Below are records. Copy every line with "Selection" in it.

══════════

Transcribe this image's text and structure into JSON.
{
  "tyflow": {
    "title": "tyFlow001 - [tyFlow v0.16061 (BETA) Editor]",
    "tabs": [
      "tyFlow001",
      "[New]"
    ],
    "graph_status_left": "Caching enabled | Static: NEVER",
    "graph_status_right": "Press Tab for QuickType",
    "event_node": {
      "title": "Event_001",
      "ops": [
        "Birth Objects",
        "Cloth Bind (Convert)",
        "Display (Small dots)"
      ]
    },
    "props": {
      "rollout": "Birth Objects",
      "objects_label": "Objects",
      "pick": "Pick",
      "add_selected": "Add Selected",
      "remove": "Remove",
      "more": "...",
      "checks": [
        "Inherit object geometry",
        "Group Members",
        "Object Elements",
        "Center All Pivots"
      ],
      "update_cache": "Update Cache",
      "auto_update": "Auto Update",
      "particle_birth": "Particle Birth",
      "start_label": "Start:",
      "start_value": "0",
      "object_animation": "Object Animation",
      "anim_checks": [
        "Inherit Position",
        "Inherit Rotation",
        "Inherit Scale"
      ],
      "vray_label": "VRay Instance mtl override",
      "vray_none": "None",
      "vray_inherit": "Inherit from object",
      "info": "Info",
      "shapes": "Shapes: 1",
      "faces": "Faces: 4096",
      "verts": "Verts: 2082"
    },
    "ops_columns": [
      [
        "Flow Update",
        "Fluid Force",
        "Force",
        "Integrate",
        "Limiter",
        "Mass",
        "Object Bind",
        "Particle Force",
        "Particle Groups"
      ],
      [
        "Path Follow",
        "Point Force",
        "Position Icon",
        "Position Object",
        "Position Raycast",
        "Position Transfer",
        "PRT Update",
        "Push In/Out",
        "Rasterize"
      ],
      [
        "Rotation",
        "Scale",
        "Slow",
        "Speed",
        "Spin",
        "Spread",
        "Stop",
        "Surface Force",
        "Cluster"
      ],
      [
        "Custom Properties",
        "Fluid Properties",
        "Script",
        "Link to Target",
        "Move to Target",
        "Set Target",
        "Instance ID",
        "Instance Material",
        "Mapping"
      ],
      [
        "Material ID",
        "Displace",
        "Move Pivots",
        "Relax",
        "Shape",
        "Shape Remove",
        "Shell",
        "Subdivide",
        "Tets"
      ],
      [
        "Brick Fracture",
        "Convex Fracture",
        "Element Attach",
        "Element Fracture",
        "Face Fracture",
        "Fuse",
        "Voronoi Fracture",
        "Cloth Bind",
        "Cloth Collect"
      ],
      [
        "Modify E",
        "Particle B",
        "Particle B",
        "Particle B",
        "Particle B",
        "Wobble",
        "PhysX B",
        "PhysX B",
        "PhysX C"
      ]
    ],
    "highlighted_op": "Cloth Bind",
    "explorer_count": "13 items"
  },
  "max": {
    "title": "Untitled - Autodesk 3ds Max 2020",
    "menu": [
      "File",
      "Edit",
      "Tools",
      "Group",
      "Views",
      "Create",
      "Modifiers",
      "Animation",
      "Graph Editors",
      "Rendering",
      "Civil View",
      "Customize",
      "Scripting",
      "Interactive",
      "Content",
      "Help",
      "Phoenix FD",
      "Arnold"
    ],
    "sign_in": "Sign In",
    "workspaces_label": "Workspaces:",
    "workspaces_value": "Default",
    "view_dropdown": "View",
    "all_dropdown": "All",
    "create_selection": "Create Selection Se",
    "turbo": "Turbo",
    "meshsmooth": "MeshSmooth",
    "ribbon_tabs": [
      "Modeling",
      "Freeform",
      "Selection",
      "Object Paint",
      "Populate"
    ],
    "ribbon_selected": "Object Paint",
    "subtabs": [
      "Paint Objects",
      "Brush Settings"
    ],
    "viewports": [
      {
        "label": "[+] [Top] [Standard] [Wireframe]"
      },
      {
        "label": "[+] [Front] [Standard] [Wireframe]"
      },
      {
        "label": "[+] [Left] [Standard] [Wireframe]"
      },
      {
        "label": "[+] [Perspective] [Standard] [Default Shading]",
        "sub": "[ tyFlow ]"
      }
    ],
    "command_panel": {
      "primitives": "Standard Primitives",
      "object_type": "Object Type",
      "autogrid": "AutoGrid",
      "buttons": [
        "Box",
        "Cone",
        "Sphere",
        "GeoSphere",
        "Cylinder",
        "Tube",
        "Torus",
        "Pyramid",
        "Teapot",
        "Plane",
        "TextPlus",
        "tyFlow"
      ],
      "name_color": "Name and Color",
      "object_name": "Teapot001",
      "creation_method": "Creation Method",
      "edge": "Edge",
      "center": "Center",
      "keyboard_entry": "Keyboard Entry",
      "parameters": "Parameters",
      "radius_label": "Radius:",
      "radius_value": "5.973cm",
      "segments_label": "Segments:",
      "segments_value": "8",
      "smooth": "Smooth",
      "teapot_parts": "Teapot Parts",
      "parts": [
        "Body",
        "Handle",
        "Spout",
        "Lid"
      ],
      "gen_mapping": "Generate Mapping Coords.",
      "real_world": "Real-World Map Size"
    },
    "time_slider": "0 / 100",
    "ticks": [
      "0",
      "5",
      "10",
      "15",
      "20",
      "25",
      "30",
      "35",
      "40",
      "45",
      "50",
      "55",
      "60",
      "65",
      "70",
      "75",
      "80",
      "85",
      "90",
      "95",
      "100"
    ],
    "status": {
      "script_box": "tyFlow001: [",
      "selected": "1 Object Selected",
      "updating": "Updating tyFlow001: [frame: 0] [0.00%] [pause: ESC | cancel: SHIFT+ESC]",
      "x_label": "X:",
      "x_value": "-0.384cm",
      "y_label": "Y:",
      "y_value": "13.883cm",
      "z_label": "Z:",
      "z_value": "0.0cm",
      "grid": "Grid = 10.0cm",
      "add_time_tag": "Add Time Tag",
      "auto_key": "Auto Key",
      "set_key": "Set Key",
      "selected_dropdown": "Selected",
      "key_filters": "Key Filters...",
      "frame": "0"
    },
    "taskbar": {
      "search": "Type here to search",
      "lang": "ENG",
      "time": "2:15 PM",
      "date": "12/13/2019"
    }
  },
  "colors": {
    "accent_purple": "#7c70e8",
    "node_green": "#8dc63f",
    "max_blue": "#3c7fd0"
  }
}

══════════

■ Full solution
    "create_selection": "Create Selection Se",
      "Selection",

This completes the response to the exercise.